Requirements: Copy out every line that contains "cycle".

Data supplied:

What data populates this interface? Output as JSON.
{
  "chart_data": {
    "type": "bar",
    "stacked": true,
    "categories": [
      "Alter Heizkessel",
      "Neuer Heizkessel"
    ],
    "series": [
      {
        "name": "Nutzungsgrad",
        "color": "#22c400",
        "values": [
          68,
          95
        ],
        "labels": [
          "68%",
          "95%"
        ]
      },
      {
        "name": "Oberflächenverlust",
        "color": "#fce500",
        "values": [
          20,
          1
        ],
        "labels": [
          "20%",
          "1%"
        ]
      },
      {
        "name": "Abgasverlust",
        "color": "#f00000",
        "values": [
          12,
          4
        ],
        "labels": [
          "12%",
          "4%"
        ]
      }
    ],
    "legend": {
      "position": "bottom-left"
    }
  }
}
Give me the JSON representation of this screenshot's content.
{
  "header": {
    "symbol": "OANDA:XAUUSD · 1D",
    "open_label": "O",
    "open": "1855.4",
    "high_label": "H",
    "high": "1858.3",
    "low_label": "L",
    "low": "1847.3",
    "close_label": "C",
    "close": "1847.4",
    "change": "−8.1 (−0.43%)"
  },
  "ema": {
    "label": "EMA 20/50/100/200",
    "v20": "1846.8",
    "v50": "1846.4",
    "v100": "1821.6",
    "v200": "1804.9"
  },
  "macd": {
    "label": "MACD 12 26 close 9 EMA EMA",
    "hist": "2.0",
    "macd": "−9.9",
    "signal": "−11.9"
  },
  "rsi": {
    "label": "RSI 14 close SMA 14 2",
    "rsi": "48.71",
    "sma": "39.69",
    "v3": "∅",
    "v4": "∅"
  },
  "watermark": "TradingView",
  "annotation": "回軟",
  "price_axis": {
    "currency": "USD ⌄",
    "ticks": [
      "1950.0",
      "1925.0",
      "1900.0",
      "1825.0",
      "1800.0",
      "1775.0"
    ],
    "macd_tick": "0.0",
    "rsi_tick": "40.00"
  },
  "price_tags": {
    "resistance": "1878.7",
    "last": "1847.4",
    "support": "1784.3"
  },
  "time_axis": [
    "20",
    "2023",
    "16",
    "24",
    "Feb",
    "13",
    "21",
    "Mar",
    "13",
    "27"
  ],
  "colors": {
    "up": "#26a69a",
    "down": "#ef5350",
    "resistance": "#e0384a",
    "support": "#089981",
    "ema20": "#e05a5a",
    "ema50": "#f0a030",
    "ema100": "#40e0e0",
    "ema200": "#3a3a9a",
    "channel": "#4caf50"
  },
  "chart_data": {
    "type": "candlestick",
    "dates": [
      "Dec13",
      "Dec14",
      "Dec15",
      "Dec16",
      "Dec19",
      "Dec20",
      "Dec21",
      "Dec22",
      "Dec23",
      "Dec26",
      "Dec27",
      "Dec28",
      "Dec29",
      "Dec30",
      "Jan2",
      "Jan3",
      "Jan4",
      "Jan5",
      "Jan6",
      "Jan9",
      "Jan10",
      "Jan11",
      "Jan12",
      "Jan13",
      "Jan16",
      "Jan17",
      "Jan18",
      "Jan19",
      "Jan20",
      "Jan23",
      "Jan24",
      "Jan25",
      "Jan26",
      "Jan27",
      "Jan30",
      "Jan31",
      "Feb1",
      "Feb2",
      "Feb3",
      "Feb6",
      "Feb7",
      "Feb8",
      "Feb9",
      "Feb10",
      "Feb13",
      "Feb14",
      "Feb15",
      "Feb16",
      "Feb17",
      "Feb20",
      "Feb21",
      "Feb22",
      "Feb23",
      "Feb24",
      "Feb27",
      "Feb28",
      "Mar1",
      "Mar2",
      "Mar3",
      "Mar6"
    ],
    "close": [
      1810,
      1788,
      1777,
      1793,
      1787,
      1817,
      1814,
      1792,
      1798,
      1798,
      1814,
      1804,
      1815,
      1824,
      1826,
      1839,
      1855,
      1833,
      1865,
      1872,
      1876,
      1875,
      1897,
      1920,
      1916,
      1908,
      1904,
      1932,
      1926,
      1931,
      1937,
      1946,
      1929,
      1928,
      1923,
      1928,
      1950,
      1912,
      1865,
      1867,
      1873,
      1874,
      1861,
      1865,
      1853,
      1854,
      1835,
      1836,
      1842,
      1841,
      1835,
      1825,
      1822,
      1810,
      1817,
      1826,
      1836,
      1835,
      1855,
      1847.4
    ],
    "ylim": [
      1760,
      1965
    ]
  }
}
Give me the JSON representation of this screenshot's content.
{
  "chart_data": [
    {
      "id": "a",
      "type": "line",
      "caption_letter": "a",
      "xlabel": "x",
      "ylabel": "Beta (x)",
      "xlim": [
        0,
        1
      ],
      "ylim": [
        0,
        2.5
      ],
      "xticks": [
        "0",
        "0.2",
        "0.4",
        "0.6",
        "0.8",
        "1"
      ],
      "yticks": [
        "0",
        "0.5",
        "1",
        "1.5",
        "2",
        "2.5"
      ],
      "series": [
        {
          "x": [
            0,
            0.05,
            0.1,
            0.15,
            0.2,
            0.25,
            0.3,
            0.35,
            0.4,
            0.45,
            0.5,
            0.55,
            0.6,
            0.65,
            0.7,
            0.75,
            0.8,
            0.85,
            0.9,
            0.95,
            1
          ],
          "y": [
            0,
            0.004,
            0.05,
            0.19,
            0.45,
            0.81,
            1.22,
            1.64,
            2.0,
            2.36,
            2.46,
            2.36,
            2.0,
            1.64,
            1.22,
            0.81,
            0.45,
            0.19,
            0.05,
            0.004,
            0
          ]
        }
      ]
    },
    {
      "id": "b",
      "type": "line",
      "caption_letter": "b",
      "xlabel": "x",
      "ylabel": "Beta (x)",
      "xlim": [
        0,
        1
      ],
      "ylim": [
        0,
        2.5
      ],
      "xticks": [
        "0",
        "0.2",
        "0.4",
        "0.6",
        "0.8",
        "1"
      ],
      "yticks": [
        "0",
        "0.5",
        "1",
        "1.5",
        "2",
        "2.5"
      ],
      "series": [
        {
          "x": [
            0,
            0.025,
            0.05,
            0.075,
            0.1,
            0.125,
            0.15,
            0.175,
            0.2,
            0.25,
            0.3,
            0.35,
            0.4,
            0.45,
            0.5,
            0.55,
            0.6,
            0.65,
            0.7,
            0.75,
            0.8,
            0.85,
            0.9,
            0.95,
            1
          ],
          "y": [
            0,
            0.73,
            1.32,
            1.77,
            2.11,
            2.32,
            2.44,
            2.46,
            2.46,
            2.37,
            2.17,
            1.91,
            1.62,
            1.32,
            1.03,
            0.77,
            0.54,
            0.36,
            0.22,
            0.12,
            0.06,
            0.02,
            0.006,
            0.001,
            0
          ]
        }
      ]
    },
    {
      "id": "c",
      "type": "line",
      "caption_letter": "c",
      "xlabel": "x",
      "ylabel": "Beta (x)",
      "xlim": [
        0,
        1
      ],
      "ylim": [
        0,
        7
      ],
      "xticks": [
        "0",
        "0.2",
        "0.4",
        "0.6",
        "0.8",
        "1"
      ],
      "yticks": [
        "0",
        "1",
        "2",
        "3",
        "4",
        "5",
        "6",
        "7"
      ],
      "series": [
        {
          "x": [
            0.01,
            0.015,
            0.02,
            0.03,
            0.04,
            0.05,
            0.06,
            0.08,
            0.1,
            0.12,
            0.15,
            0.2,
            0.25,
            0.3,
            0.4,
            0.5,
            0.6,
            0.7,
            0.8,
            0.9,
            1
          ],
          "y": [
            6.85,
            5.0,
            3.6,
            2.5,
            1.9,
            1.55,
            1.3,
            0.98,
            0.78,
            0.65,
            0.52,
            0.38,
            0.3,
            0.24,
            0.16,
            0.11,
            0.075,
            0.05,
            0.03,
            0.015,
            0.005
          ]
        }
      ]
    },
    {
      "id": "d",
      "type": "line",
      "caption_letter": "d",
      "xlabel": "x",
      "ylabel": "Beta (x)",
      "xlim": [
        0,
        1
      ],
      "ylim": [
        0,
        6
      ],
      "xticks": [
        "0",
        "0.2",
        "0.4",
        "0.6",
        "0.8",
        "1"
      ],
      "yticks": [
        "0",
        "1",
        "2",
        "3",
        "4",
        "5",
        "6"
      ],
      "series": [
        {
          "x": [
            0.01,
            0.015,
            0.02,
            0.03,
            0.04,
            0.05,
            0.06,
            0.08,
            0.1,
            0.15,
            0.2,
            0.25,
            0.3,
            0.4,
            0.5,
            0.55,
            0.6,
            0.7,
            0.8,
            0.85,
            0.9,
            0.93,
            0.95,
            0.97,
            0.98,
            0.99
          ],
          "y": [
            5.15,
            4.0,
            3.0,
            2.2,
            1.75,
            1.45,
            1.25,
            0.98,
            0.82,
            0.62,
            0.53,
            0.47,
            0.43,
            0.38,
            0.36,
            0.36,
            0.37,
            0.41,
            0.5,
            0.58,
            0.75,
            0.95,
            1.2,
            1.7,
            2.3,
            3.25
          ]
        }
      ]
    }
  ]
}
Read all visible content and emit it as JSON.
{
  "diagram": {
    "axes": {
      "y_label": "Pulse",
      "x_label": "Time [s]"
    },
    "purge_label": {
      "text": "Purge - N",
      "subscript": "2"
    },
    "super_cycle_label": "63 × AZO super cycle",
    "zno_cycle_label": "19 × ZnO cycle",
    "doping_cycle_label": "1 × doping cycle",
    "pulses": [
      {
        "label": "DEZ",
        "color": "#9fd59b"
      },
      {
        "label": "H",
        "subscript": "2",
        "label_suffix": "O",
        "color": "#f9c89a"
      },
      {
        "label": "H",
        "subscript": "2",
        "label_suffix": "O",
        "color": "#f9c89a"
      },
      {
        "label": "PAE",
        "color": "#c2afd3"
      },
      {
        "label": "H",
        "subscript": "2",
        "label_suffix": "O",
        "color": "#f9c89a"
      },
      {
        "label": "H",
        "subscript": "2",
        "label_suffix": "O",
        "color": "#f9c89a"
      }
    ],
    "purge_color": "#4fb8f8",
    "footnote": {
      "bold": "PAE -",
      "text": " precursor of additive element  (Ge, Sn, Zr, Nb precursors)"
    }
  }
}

In response:
    "super_cycle_label": "63 × AZO super cycle",
    "zno_cycle_label": "19 × ZnO cycle",
    "doping_cycle_label": "1 × doping cycle",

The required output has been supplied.